▶ AIM:
Reproduce the listing below character for character; drop every image.

==== MATERIAL SHOWN

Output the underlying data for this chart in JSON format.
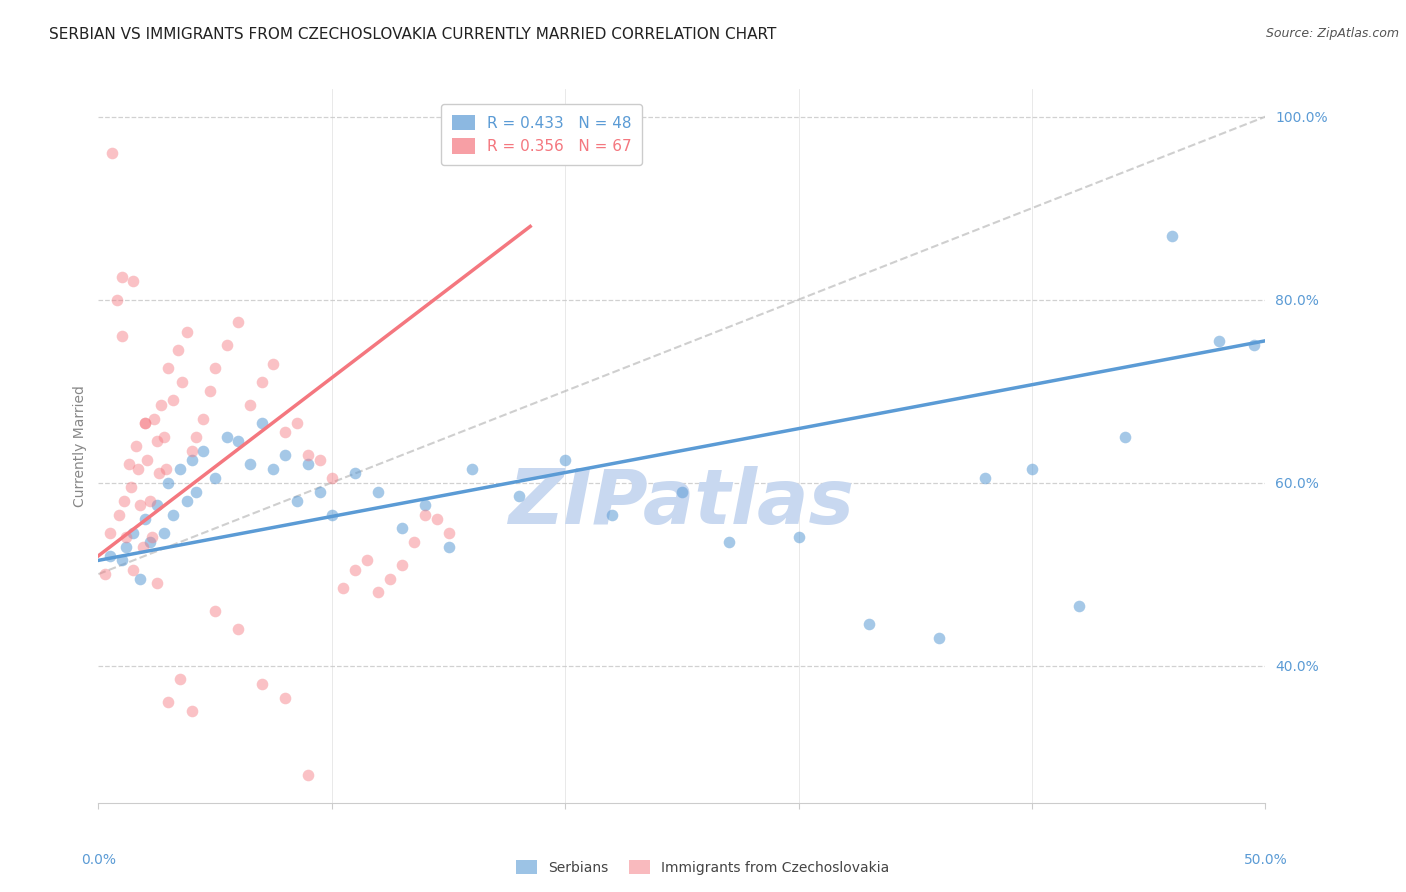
{
  "title": "SERBIAN VS IMMIGRANTS FROM CZECHOSLOVAKIA CURRENTLY MARRIED CORRELATION CHART",
  "source": "Source: ZipAtlas.com",
  "ylabel": "Currently Married",
  "watermark": "ZIPatlas",
  "legend_entries": [
    {
      "label": "R = 0.433   N = 48",
      "color": "#5b9bd5"
    },
    {
      "label": "R = 0.356   N = 67",
      "color": "#f4777f"
    }
  ],
  "legend_label_serbians": "Serbians",
  "legend_label_immigrants": "Immigrants from Czechoslovakia",
  "blue_color": "#5b9bd5",
  "pink_color": "#f4777f",
  "blue_scatter_alpha": 0.55,
  "pink_scatter_alpha": 0.45,
  "blue_scatter_size": 70,
  "pink_scatter_size": 70,
  "blue_points_x": [
    0.5,
    1.0,
    1.2,
    1.5,
    1.8,
    2.0,
    2.2,
    2.5,
    2.8,
    3.0,
    3.2,
    3.5,
    3.8,
    4.0,
    4.2,
    4.5,
    5.0,
    5.5,
    6.0,
    6.5,
    7.0,
    7.5,
    8.0,
    8.5,
    9.0,
    9.5,
    10.0,
    11.0,
    12.0,
    13.0,
    14.0,
    15.0,
    16.0,
    18.0,
    20.0,
    22.0,
    25.0,
    27.0,
    30.0,
    33.0,
    36.0,
    38.0,
    40.0,
    42.0,
    44.0,
    46.0,
    48.0,
    49.5
  ],
  "blue_points_y": [
    52.0,
    51.5,
    53.0,
    54.5,
    49.5,
    56.0,
    53.5,
    57.5,
    54.5,
    60.0,
    56.5,
    61.5,
    58.0,
    62.5,
    59.0,
    63.5,
    60.5,
    65.0,
    64.5,
    62.0,
    66.5,
    61.5,
    63.0,
    58.0,
    62.0,
    59.0,
    56.5,
    61.0,
    59.0,
    55.0,
    57.5,
    53.0,
    61.5,
    58.5,
    62.5,
    56.5,
    59.0,
    53.5,
    54.0,
    44.5,
    43.0,
    60.5,
    61.5,
    46.5,
    65.0,
    87.0,
    75.5,
    75.0
  ],
  "pink_points_x": [
    0.3,
    0.5,
    0.8,
    0.9,
    1.0,
    1.1,
    1.2,
    1.3,
    1.4,
    1.5,
    1.6,
    1.7,
    1.8,
    1.9,
    2.0,
    2.1,
    2.2,
    2.3,
    2.4,
    2.5,
    2.6,
    2.7,
    2.8,
    2.9,
    3.0,
    3.2,
    3.4,
    3.6,
    3.8,
    4.0,
    4.2,
    4.5,
    4.8,
    5.0,
    5.5,
    6.0,
    6.5,
    7.0,
    7.5,
    8.0,
    8.5,
    9.0,
    9.5,
    10.0,
    10.5,
    11.0,
    11.5,
    12.0,
    12.5,
    13.0,
    13.5,
    14.0,
    14.5,
    15.0,
    0.6,
    1.0,
    1.5,
    2.0,
    2.5,
    3.0,
    3.5,
    4.0,
    5.0,
    6.0,
    7.0,
    8.0,
    9.0
  ],
  "pink_points_y": [
    50.0,
    54.5,
    80.0,
    56.5,
    76.0,
    58.0,
    54.0,
    62.0,
    59.5,
    50.5,
    64.0,
    61.5,
    57.5,
    53.0,
    66.5,
    62.5,
    58.0,
    54.0,
    67.0,
    64.5,
    61.0,
    68.5,
    65.0,
    61.5,
    72.5,
    69.0,
    74.5,
    71.0,
    76.5,
    63.5,
    65.0,
    67.0,
    70.0,
    72.5,
    75.0,
    77.5,
    68.5,
    71.0,
    73.0,
    65.5,
    66.5,
    63.0,
    62.5,
    60.5,
    48.5,
    50.5,
    51.5,
    48.0,
    49.5,
    51.0,
    53.5,
    56.5,
    56.0,
    54.5,
    96.0,
    82.5,
    82.0,
    66.5,
    49.0,
    36.0,
    38.5,
    35.0,
    46.0,
    44.0,
    38.0,
    36.5,
    28.0
  ],
  "xlim": [
    0.0,
    50.0
  ],
  "ylim": [
    25.0,
    103.0
  ],
  "x_ticks": [
    0.0,
    10.0,
    20.0,
    30.0,
    40.0,
    50.0
  ],
  "y_ticks": [
    40.0,
    60.0,
    80.0,
    100.0
  ],
  "y_tick_labels": [
    "40.0%",
    "60.0%",
    "80.0%",
    "100.0%"
  ],
  "blue_line_x": [
    0.0,
    50.0
  ],
  "blue_line_y": [
    51.5,
    75.5
  ],
  "pink_line_x": [
    0.0,
    18.5
  ],
  "pink_line_y": [
    52.0,
    88.0
  ],
  "diag_line_x": [
    0.0,
    50.0
  ],
  "diag_line_y": [
    50.0,
    100.0
  ],
  "title_fontsize": 11,
  "source_fontsize": 9,
  "tick_fontsize": 10,
  "axis_label_fontsize": 10,
  "legend_fontsize": 11,
  "watermark_fontsize": 55,
  "watermark_color": "#c8d8f0",
  "grid_color": "#cccccc",
  "title_color": "#222222",
  "source_color": "#555555",
  "tick_color": "#5b9bd5",
  "ylabel_color": "#888888"
}
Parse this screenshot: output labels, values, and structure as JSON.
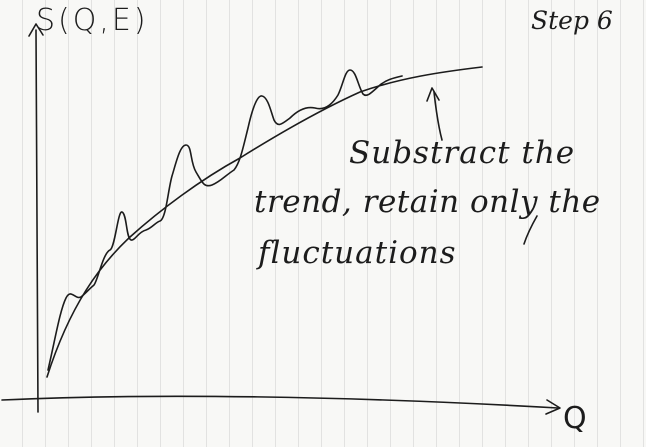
{
  "axes": {
    "y_label": "S(Q,E)",
    "x_label": "Q"
  },
  "step_label": "Step 6",
  "annotation": {
    "line1": "Substract the",
    "line2": "trend, retain only the",
    "line3": "fluctuations"
  },
  "colors": {
    "ink": "#1c1c1c",
    "paper": "#f8f8f6",
    "grid": "#c8c8c8"
  }
}
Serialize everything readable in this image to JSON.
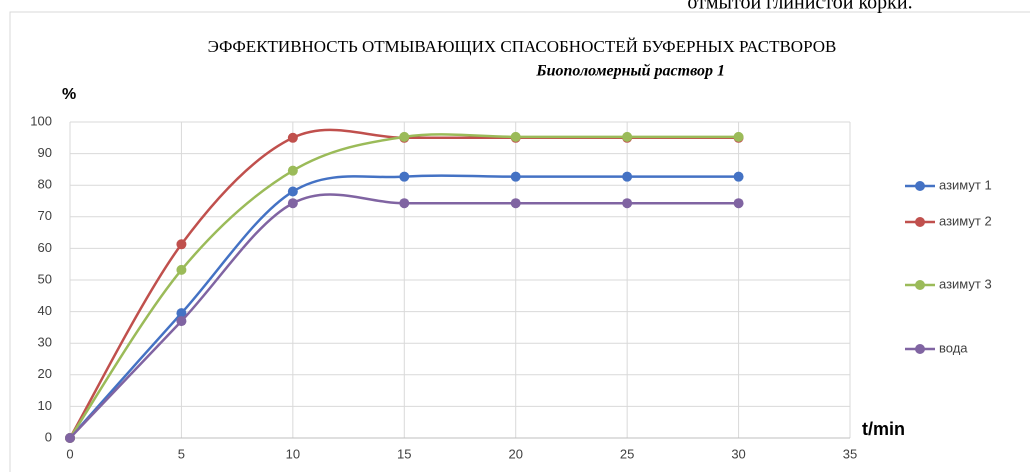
{
  "page_text": "отмытой глинистой корки.",
  "chart_data": {
    "type": "line",
    "title": "ЭФФЕКТИВНОСТЬ  ОТМЫВАЮЩИХ СПАСОБНОСТЕЙ  БУФЕРНЫХ РАСТВОРОВ",
    "subtitle": "Биополомерный раствор 1",
    "y_label": "%",
    "x_label": "t/min",
    "x": [
      0,
      5,
      10,
      15,
      20,
      25,
      30
    ],
    "series": [
      {
        "name": "азимут 1",
        "color": "#4472c4",
        "values": [
          0,
          39.5,
          78,
          82.7,
          82.7,
          82.7,
          82.7
        ]
      },
      {
        "name": "азимут 2",
        "color": "#c0504d",
        "values": [
          0,
          61.3,
          95,
          95,
          95,
          95,
          95
        ]
      },
      {
        "name": "азимут 3",
        "color": "#9bbb59",
        "values": [
          0,
          53.2,
          84.6,
          95.3,
          95.3,
          95.3,
          95.3
        ]
      },
      {
        "name": "вода",
        "color": "#8064a2",
        "values": [
          0,
          37,
          74.3,
          74.3,
          74.3,
          74.3,
          74.3
        ]
      }
    ],
    "xlim": [
      0,
      35
    ],
    "xticks": [
      0,
      5,
      10,
      15,
      20,
      25,
      30,
      35
    ],
    "ylim": [
      0,
      100
    ],
    "yticks": [
      0,
      10,
      20,
      30,
      40,
      50,
      60,
      70,
      80,
      90,
      100
    ],
    "grid": true,
    "legend": "right",
    "smooth": true
  }
}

========

▶ EXERCISE RESPONSE:
Output the underlying data for this chart in JSON format.
{
  "title": "SERBIAN VS IMMIGRANTS FROM CZECHOSLOVAKIA CURRENTLY MARRIED CORRELATION CHART",
  "source": "Source: ZipAtlas.com",
  "ylabel": "Currently Married",
  "watermark": "ZIPatlas",
  "legend_entries": [
    {
      "label": "R = 0.433   N = 48",
      "color": "#5b9bd5"
    },
    {
      "label": "R = 0.356   N = 67",
      "color": "#f4777f"
    }
  ],
  "legend_label_serbians": "Serbians",
  "legend_label_immigrants": "Immigrants from Czechoslovakia",
  "blue_color": "#5b9bd5",
  "pink_color": "#f4777f",
  "blue_scatter_alpha": 0.55,
  "pink_scatter_alpha": 0.45,
  "blue_scatter_size": 70,
  "pink_scatter_size": 70,
  "blue_points_x": [
    0.5,
    1.0,
    1.2,
    1.5,
    1.8,
    2.0,
    2.2,
    2.5,
    2.8,
    3.0,
    3.2,
    3.5,
    3.8,
    4.0,
    4.2,
    4.5,
    5.0,
    5.5,
    6.0,
    6.5,
    7.0,
    7.5,
    8.0,
    8.5,
    9.0,
    9.5,
    10.0,
    11.0,
    12.0,
    13.0,
    14.0,
    15.0,
    16.0,
    18.0,
    20.0,
    22.0,
    25.0,
    27.0,
    30.0,
    33.0,
    36.0,
    38.0,
    40.0,
    42.0,
    44.0,
    46.0,
    48.0,
    49.5
  ],
  "blue_points_y": [
    52.0,
    51.5,
    53.0,
    54.5,
    49.5,
    56.0,
    53.5,
    57.5,
    54.5,
    60.0,
    56.5,
    61.5,
    58.0,
    62.5,
    59.0,
    63.5,
    60.5,
    65.0,
    64.5,
    62.0,
    66.5,
    61.5,
    63.0,
    58.0,
    62.0,
    59.0,
    56.5,
    61.0,
    59.0,
    55.0,
    57.5,
    53.0,
    61.5,
    58.5,
    62.5,
    56.5,
    59.0,
    53.5,
    54.0,
    44.5,
    43.0,
    60.5,
    61.5,
    46.5,
    65.0,
    87.0,
    75.5,
    75.0
  ],
  "pink_points_x": [
    0.3,
    0.5,
    0.8,
    0.9,
    1.0,
    1.1,
    1.2,
    1.3,
    1.4,
    1.5,
    1.6,
    1.7,
    1.8,
    1.9,
    2.0,
    2.1,
    2.2,
    2.3,
    2.4,
    2.5,
    2.6,
    2.7,
    2.8,
    2.9,
    3.0,
    3.2,
    3.4,
    3.6,
    3.8,
    4.0,
    4.2,
    4.5,
    4.8,
    5.0,
    5.5,
    6.0,
    6.5,
    7.0,
    7.5,
    8.0,
    8.5,
    9.0,
    9.5,
    10.0,
    10.5,
    11.0,
    11.5,
    12.0,
    12.5,
    13.0,
    13.5,
    14.0,
    14.5,
    15.0,
    0.6,
    1.0,
    1.5,
    2.0,
    2.5,
    3.0,
    3.5,
    4.0,
    5.0,
    6.0,
    7.0,
    8.0,
    9.0
  ],
  "pink_points_y": [
    50.0,
    54.5,
    80.0,
    56.5,
    76.0,
    58.0,
    54.0,
    62.0,
    59.5,
    50.5,
    64.0,
    61.5,
    57.5,
    53.0,
    66.5,
    62.5,
    58.0,
    54.0,
    67.0,
    64.5,
    61.0,
    68.5,
    65.0,
    61.5,
    72.5,
    69.0,
    74.5,
    71.0,
    76.5,
    63.5,
    65.0,
    67.0,
    70.0,
    72.5,
    75.0,
    77.5,
    68.5,
    71.0,
    73.0,
    65.5,
    66.5,
    63.0,
    62.5,
    60.5,
    48.5,
    50.5,
    51.5,
    48.0,
    49.5,
    51.0,
    53.5,
    56.5,
    56.0,
    54.5,
    96.0,
    82.5,
    82.0,
    66.5,
    49.0,
    36.0,
    38.5,
    35.0,
    46.0,
    44.0,
    38.0,
    36.5,
    28.0
  ],
  "xlim": [
    0.0,
    50.0
  ],
  "ylim": [
    25.0,
    103.0
  ],
  "x_ticks": [
    0.0,
    10.0,
    20.0,
    30.0,
    40.0,
    50.0
  ],
  "y_ticks": [
    40.0,
    60.0,
    80.0,
    100.0
  ],
  "y_tick_labels": [
    "40.0%",
    "60.0%",
    "80.0%",
    "100.0%"
  ],
  "blue_line_x": [
    0.0,
    50.0
  ],
  "blue_line_y": [
    51.5,
    75.5
  ],
  "pink_line_x": [
    0.0,
    18.5
  ],
  "pink_line_y": [
    52.0,
    88.0
  ],
  "diag_line_x": [
    0.0,
    50.0
  ],
  "diag_line_y": [
    50.0,
    100.0
  ],
  "title_fontsize": 11,
  "source_fontsize": 9,
  "tick_fontsize": 10,
  "axis_label_fontsize": 10,
  "legend_fontsize": 11,
  "watermark_fontsize": 55,
  "watermark_color": "#c8d8f0",
  "grid_color": "#cccccc",
  "title_color": "#222222",
  "source_color": "#555555",
  "tick_color": "#5b9bd5",
  "ylabel_color": "#888888"
}
Parse this screenshot: output labels, values, and structure as JSON.
{
  "axes": {
    "y_label": "S(Q,E)",
    "x_label": "Q"
  },
  "step_label": "Step 6",
  "annotation": {
    "line1": "Substract the",
    "line2": "trend, retain only the",
    "line3": "fluctuations"
  },
  "colors": {
    "ink": "#1c1c1c",
    "paper": "#f8f8f6",
    "grid": "#c8c8c8"
  }
}
Serialize everything readable in this image to JSON.
{
  "page_text": "отмытой глинистой корки.",
  "chart_data": {
    "type": "line",
    "title": "ЭФФЕКТИВНОСТЬ  ОТМЫВАЮЩИХ СПАСОБНОСТЕЙ  БУФЕРНЫХ РАСТВОРОВ",
    "subtitle": "Биополомерный раствор 1",
    "y_label": "%",
    "x_label": "t/min",
    "x": [
      0,
      5,
      10,
      15,
      20,
      25,
      30
    ],
    "series": [
      {
        "name": "азимут 1",
        "color": "#4472c4",
        "values": [
          0,
          39.5,
          78,
          82.7,
          82.7,
          82.7,
          82.7
        ]
      },
      {
        "name": "азимут 2",
        "color": "#c0504d",
        "values": [
          0,
          61.3,
          95,
          95,
          95,
          95,
          95
        ]
      },
      {
        "name": "азимут 3",
        "color": "#9bbb59",
        "values": [
          0,
          53.2,
          84.6,
          95.3,
          95.3,
          95.3,
          95.3
        ]
      },
      {
        "name": "вода",
        "color": "#8064a2",
        "values": [
          0,
          37,
          74.3,
          74.3,
          74.3,
          74.3,
          74.3
        ]
      }
    ],
    "xlim": [
      0,
      35
    ],
    "xticks": [
      0,
      5,
      10,
      15,
      20,
      25,
      30,
      35
    ],
    "ylim": [
      0,
      100
    ],
    "yticks": [
      0,
      10,
      20,
      30,
      40,
      50,
      60,
      70,
      80,
      90,
      100
    ],
    "grid": true,
    "legend": "right",
    "smooth": true
  }
}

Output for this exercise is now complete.